▶ _Direction_: Output all the material that follows, exactly as given.

▶ _The input_:
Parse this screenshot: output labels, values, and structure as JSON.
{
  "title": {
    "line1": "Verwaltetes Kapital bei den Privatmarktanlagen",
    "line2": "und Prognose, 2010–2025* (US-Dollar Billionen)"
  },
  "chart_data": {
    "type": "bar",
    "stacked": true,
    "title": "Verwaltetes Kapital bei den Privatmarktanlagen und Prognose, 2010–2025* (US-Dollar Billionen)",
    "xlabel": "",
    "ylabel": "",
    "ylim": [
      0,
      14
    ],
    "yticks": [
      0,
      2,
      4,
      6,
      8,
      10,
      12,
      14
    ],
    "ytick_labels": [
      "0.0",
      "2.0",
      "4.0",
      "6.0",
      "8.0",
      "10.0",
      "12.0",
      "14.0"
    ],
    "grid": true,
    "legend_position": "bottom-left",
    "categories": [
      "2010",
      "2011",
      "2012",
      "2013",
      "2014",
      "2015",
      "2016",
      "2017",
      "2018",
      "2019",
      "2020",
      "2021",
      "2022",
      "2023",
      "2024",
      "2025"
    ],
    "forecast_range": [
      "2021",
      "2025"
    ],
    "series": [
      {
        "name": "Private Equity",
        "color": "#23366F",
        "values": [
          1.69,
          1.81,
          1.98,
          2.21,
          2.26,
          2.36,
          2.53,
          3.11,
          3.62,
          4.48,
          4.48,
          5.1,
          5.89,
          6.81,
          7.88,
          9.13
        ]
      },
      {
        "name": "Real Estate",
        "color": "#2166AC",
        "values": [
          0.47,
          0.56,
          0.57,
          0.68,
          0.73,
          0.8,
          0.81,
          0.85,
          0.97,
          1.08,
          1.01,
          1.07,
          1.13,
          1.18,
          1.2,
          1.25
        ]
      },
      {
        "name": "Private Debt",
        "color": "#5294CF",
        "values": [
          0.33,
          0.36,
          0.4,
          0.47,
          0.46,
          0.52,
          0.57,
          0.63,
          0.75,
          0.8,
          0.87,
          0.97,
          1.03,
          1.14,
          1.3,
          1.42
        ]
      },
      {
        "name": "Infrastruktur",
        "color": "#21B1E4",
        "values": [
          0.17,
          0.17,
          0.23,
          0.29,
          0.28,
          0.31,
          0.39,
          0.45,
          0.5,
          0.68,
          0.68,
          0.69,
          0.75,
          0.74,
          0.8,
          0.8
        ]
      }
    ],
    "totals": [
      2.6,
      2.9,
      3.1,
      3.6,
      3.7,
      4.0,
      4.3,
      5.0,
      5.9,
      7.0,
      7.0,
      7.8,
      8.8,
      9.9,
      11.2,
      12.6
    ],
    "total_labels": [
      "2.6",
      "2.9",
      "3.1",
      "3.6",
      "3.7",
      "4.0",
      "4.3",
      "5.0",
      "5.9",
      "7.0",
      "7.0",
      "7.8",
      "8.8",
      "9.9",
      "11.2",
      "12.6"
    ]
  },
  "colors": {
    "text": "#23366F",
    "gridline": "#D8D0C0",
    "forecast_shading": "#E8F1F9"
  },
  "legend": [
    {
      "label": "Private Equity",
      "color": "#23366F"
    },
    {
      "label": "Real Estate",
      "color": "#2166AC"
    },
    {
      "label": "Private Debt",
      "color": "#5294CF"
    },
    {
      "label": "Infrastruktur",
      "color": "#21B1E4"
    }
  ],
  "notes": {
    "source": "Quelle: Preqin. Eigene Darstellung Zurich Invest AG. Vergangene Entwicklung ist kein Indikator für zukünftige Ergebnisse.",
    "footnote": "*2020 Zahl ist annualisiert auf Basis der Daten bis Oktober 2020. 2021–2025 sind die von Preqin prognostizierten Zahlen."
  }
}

▶ _Response to the task_:
Parse this screenshot: output labels, values, and structure as JSON.
{
  "title": {
    "line1": "Verwaltetes Kapital bei den Privatmarktanlagen",
    "line2": "und Prognose, 2010–2025* (US-Dollar Billionen)"
  },
  "chart_data": {
    "type": "bar",
    "stacked": true,
    "title": "Verwaltetes Kapital bei den Privatmarktanlagen und Prognose, 2010–2025* (US-Dollar Billionen)",
    "xlabel": "",
    "ylabel": "",
    "ylim": [
      0,
      14
    ],
    "yticks": [
      0,
      2,
      4,
      6,
      8,
      10,
      12,
      14
    ],
    "ytick_labels": [
      "0.0",
      "2.0",
      "4.0",
      "6.0",
      "8.0",
      "10.0",
      "12.0",
      "14.0"
    ],
    "grid": true,
    "legend_position": "bottom-left",
    "categories": [
      "2010",
      "2011",
      "2012",
      "2013",
      "2014",
      "2015",
      "2016",
      "2017",
      "2018",
      "2019",
      "2020",
      "2021",
      "2022",
      "2023",
      "2024",
      "2025"
    ],
    "forecast_range": [
      "2021",
      "2025"
    ],
    "series": [
      {
        "name": "Private Equity",
        "color": "#23366F",
        "values": [
          1.69,
          1.81,
          1.98,
          2.21,
          2.26,
          2.36,
          2.53,
          3.11,
          3.62,
          4.48,
          4.48,
          5.1,
          5.89,
          6.81,
          7.88,
          9.13
        ]
      },
      {
        "name": "Real Estate",
        "color": "#2166AC",
        "values": [
          0.47,
          0.56,
          0.57,
          0.68,
          0.73,
          0.8,
          0.81,
          0.85,
          0.97,
          1.08,
          1.01,
          1.07,
          1.13,
          1.18,
          1.2,
          1.25
        ]
      },
      {
        "name": "Private Debt",
        "color": "#5294CF",
        "values": [
          0.33,
          0.36,
          0.4,
          0.47,
          0.46,
          0.52,
          0.57,
          0.63,
          0.75,
          0.8,
          0.87,
          0.97,
          1.03,
          1.14,
          1.3,
          1.42
        ]
      },
      {
        "name": "Infrastruktur",
        "color": "#21B1E4",
        "values": [
          0.17,
          0.17,
          0.23,
          0.29,
          0.28,
          0.31,
          0.39,
          0.45,
          0.5,
          0.68,
          0.68,
          0.69,
          0.75,
          0.74,
          0.8,
          0.8
        ]
      }
    ],
    "totals": [
      2.6,
      2.9,
      3.1,
      3.6,
      3.7,
      4.0,
      4.3,
      5.0,
      5.9,
      7.0,
      7.0,
      7.8,
      8.8,
      9.9,
      11.2,
      12.6
    ],
    "total_labels": [
      "2.6",
      "2.9",
      "3.1",
      "3.6",
      "3.7",
      "4.0",
      "4.3",
      "5.0",
      "5.9",
      "7.0",
      "7.0",
      "7.8",
      "8.8",
      "9.9",
      "11.2",
      "12.6"
    ]
  },
  "colors": {
    "text": "#23366F",
    "gridline": "#D8D0C0",
    "forecast_shading": "#E8F1F9"
  },
  "legend": [
    {
      "label": "Private Equity",
      "color": "#23366F"
    },
    {
      "label": "Real Estate",
      "color": "#2166AC"
    },
    {
      "label": "Private Debt",
      "color": "#5294CF"
    },
    {
      "label": "Infrastruktur",
      "color": "#21B1E4"
    }
  ],
  "notes": {
    "source": "Quelle: Preqin. Eigene Darstellung Zurich Invest AG. Vergangene Entwicklung ist kein Indikator für zukünftige Ergebnisse.",
    "footnote": "*2020 Zahl ist annualisiert auf Basis der Daten bis Oktober 2020. 2021–2025 sind die von Preqin prognostizierten Zahlen."
  }
}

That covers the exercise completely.